#### YOUR GOAL:
Set down the material below in full, matching it exactly.

-*-*-

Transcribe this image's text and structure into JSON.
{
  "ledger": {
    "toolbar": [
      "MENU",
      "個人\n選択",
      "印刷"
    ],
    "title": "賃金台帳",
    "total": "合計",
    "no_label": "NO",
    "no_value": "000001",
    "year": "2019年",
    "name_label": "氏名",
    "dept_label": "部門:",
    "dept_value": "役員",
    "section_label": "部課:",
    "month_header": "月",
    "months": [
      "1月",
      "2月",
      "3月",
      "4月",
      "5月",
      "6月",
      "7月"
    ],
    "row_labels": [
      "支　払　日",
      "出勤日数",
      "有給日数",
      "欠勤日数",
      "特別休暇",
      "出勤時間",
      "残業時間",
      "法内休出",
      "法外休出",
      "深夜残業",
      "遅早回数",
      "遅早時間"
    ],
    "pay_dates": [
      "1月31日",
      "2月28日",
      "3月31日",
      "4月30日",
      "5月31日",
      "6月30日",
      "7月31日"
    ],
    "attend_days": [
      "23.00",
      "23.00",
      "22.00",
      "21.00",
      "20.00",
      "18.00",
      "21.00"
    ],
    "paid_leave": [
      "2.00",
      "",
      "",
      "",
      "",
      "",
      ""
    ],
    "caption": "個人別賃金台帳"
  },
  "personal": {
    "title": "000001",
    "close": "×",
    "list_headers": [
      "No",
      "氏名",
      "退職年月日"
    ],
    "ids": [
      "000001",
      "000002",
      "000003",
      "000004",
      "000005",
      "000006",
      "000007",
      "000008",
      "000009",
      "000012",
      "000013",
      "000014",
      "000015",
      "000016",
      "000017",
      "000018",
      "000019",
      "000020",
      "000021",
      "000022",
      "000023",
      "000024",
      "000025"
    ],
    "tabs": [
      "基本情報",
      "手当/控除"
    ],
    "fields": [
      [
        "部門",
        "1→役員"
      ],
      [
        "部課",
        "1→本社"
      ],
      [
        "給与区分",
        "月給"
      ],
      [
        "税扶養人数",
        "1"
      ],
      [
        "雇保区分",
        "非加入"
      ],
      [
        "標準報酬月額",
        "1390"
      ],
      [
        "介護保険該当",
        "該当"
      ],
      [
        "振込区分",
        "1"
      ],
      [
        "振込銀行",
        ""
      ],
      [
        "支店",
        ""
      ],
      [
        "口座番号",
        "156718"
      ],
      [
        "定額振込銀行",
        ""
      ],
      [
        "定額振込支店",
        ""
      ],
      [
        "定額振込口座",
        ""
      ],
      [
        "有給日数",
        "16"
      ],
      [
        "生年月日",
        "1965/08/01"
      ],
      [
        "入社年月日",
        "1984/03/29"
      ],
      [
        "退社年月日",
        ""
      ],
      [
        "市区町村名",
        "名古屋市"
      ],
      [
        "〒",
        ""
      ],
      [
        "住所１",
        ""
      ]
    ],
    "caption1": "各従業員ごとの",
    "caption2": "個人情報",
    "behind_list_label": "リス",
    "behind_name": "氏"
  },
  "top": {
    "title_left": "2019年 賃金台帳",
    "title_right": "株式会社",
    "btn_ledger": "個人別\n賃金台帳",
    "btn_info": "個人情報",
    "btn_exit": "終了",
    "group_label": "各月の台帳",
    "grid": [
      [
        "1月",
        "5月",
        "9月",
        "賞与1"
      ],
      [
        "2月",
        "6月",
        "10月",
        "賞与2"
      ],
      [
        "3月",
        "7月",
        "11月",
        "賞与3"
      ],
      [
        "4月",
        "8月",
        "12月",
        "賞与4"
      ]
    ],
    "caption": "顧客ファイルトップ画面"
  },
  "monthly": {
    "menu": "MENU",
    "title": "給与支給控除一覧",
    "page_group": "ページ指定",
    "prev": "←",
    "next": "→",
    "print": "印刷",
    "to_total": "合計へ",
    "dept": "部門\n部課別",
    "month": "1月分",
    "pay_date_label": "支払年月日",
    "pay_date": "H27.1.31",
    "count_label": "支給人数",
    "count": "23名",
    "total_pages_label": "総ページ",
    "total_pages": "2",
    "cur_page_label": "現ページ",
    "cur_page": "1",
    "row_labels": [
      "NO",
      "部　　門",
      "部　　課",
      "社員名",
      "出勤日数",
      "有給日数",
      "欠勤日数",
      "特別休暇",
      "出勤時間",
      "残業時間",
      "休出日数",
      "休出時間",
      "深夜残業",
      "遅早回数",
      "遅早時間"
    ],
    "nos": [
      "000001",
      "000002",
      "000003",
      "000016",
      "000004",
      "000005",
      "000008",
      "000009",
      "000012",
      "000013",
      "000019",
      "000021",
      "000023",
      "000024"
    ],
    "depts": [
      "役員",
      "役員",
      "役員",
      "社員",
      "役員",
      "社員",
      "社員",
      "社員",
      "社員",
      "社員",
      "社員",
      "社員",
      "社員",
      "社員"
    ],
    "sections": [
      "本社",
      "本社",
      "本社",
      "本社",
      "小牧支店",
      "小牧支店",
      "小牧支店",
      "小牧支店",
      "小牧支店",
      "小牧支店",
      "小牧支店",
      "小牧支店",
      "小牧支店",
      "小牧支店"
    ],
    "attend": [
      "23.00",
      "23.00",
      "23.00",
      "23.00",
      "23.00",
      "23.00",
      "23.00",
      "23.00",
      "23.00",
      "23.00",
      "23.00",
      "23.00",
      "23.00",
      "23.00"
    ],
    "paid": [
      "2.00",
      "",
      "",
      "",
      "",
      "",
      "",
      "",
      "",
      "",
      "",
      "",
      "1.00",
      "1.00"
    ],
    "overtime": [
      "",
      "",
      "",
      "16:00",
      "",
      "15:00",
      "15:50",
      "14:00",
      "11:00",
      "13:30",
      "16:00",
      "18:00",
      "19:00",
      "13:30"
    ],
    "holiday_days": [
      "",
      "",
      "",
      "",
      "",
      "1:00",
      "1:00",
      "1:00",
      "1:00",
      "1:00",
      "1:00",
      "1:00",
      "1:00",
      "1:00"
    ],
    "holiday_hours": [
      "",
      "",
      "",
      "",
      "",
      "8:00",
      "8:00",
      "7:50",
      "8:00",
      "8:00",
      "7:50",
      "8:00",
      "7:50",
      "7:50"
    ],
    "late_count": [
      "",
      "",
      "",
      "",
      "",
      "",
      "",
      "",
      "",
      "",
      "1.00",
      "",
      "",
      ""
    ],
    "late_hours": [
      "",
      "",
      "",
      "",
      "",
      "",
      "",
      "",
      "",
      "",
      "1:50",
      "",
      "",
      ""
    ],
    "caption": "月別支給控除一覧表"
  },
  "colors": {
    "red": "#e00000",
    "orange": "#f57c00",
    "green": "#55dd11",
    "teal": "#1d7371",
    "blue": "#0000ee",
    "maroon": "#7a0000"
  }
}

-*-*-

#### RESULT OF THE EXERCISE:
Transcribe this image's text and structure into JSON.
{
  "ledger": {
    "toolbar": [
      "MENU",
      "個人\n選択",
      "印刷"
    ],
    "title": "賃金台帳",
    "total": "合計",
    "no_label": "NO",
    "no_value": "000001",
    "year": "2019年",
    "name_label": "氏名",
    "dept_label": "部門:",
    "dept_value": "役員",
    "section_label": "部課:",
    "month_header": "月",
    "months": [
      "1月",
      "2月",
      "3月",
      "4月",
      "5月",
      "6月",
      "7月"
    ],
    "row_labels": [
      "支　払　日",
      "出勤日数",
      "有給日数",
      "欠勤日数",
      "特別休暇",
      "出勤時間",
      "残業時間",
      "法内休出",
      "法外休出",
      "深夜残業",
      "遅早回数",
      "遅早時間"
    ],
    "pay_dates": [
      "1月31日",
      "2月28日",
      "3月31日",
      "4月30日",
      "5月31日",
      "6月30日",
      "7月31日"
    ],
    "attend_days": [
      "23.00",
      "23.00",
      "22.00",
      "21.00",
      "20.00",
      "18.00",
      "21.00"
    ],
    "paid_leave": [
      "2.00",
      "",
      "",
      "",
      "",
      "",
      ""
    ],
    "caption": "個人別賃金台帳"
  },
  "personal": {
    "title": "000001",
    "close": "×",
    "list_headers": [
      "No",
      "氏名",
      "退職年月日"
    ],
    "ids": [
      "000001",
      "000002",
      "000003",
      "000004",
      "000005",
      "000006",
      "000007",
      "000008",
      "000009",
      "000012",
      "000013",
      "000014",
      "000015",
      "000016",
      "000017",
      "000018",
      "000019",
      "000020",
      "000021",
      "000022",
      "000023",
      "000024",
      "000025"
    ],
    "tabs": [
      "基本情報",
      "手当/控除"
    ],
    "fields": [
      [
        "部門",
        "1→役員"
      ],
      [
        "部課",
        "1→本社"
      ],
      [
        "給与区分",
        "月給"
      ],
      [
        "税扶養人数",
        "1"
      ],
      [
        "雇保区分",
        "非加入"
      ],
      [
        "標準報酬月額",
        "1390"
      ],
      [
        "介護保険該当",
        "該当"
      ],
      [
        "振込区分",
        "1"
      ],
      [
        "振込銀行",
        ""
      ],
      [
        "支店",
        ""
      ],
      [
        "口座番号",
        "156718"
      ],
      [
        "定額振込銀行",
        ""
      ],
      [
        "定額振込支店",
        ""
      ],
      [
        "定額振込口座",
        ""
      ],
      [
        "有給日数",
        "16"
      ],
      [
        "生年月日",
        "1965/08/01"
      ],
      [
        "入社年月日",
        "1984/03/29"
      ],
      [
        "退社年月日",
        ""
      ],
      [
        "市区町村名",
        "名古屋市"
      ],
      [
        "〒",
        ""
      ],
      [
        "住所１",
        ""
      ]
    ],
    "caption1": "各従業員ごとの",
    "caption2": "個人情報",
    "behind_list_label": "リス",
    "behind_name": "氏"
  },
  "top": {
    "title_left": "2019年 賃金台帳",
    "title_right": "株式会社",
    "btn_ledger": "個人別\n賃金台帳",
    "btn_info": "個人情報",
    "btn_exit": "終了",
    "group_label": "各月の台帳",
    "grid": [
      [
        "1月",
        "5月",
        "9月",
        "賞与1"
      ],
      [
        "2月",
        "6月",
        "10月",
        "賞与2"
      ],
      [
        "3月",
        "7月",
        "11月",
        "賞与3"
      ],
      [
        "4月",
        "8月",
        "12月",
        "賞与4"
      ]
    ],
    "caption": "顧客ファイルトップ画面"
  },
  "monthly": {
    "menu": "MENU",
    "title": "給与支給控除一覧",
    "page_group": "ページ指定",
    "prev": "←",
    "next": "→",
    "print": "印刷",
    "to_total": "合計へ",
    "dept": "部門\n部課別",
    "month": "1月分",
    "pay_date_label": "支払年月日",
    "pay_date": "H27.1.31",
    "count_label": "支給人数",
    "count": "23名",
    "total_pages_label": "総ページ",
    "total_pages": "2",
    "cur_page_label": "現ページ",
    "cur_page": "1",
    "row_labels": [
      "NO",
      "部　　門",
      "部　　課",
      "社員名",
      "出勤日数",
      "有給日数",
      "欠勤日数",
      "特別休暇",
      "出勤時間",
      "残業時間",
      "休出日数",
      "休出時間",
      "深夜残業",
      "遅早回数",
      "遅早時間"
    ],
    "nos": [
      "000001",
      "000002",
      "000003",
      "000016",
      "000004",
      "000005",
      "000008",
      "000009",
      "000012",
      "000013",
      "000019",
      "000021",
      "000023",
      "000024"
    ],
    "depts": [
      "役員",
      "役員",
      "役員",
      "社員",
      "役員",
      "社員",
      "社員",
      "社員",
      "社員",
      "社員",
      "社員",
      "社員",
      "社員",
      "社員"
    ],
    "sections": [
      "本社",
      "本社",
      "本社",
      "本社",
      "小牧支店",
      "小牧支店",
      "小牧支店",
      "小牧支店",
      "小牧支店",
      "小牧支店",
      "小牧支店",
      "小牧支店",
      "小牧支店",
      "小牧支店"
    ],
    "attend": [
      "23.00",
      "23.00",
      "23.00",
      "23.00",
      "23.00",
      "23.00",
      "23.00",
      "23.00",
      "23.00",
      "23.00",
      "23.00",
      "23.00",
      "23.00",
      "23.00"
    ],
    "paid": [
      "2.00",
      "",
      "",
      "",
      "",
      "",
      "",
      "",
      "",
      "",
      "",
      "",
      "1.00",
      "1.00"
    ],
    "overtime": [
      "",
      "",
      "",
      "16:00",
      "",
      "15:00",
      "15:50",
      "14:00",
      "11:00",
      "13:30",
      "16:00",
      "18:00",
      "19:00",
      "13:30"
    ],
    "holiday_days": [
      "",
      "",
      "",
      "",
      "",
      "1:00",
      "1:00",
      "1:00",
      "1:00",
      "1:00",
      "1:00",
      "1:00",
      "1:00",
      "1:00"
    ],
    "holiday_hours": [
      "",
      "",
      "",
      "",
      "",
      "8:00",
      "8:00",
      "7:50",
      "8:00",
      "8:00",
      "7:50",
      "8:00",
      "7:50",
      "7:50"
    ],
    "late_count": [
      "",
      "",
      "",
      "",
      "",
      "",
      "",
      "",
      "",
      "",
      "1.00",
      "",
      "",
      ""
    ],
    "late_hours": [
      "",
      "",
      "",
      "",
      "",
      "",
      "",
      "",
      "",
      "",
      "1:50",
      "",
      "",
      ""
    ],
    "caption": "月別支給控除一覧表"
  },
  "colors": {
    "red": "#e00000",
    "orange": "#f57c00",
    "green": "#55dd11",
    "teal": "#1d7371",
    "blue": "#0000ee",
    "maroon": "#7a0000"
  }
}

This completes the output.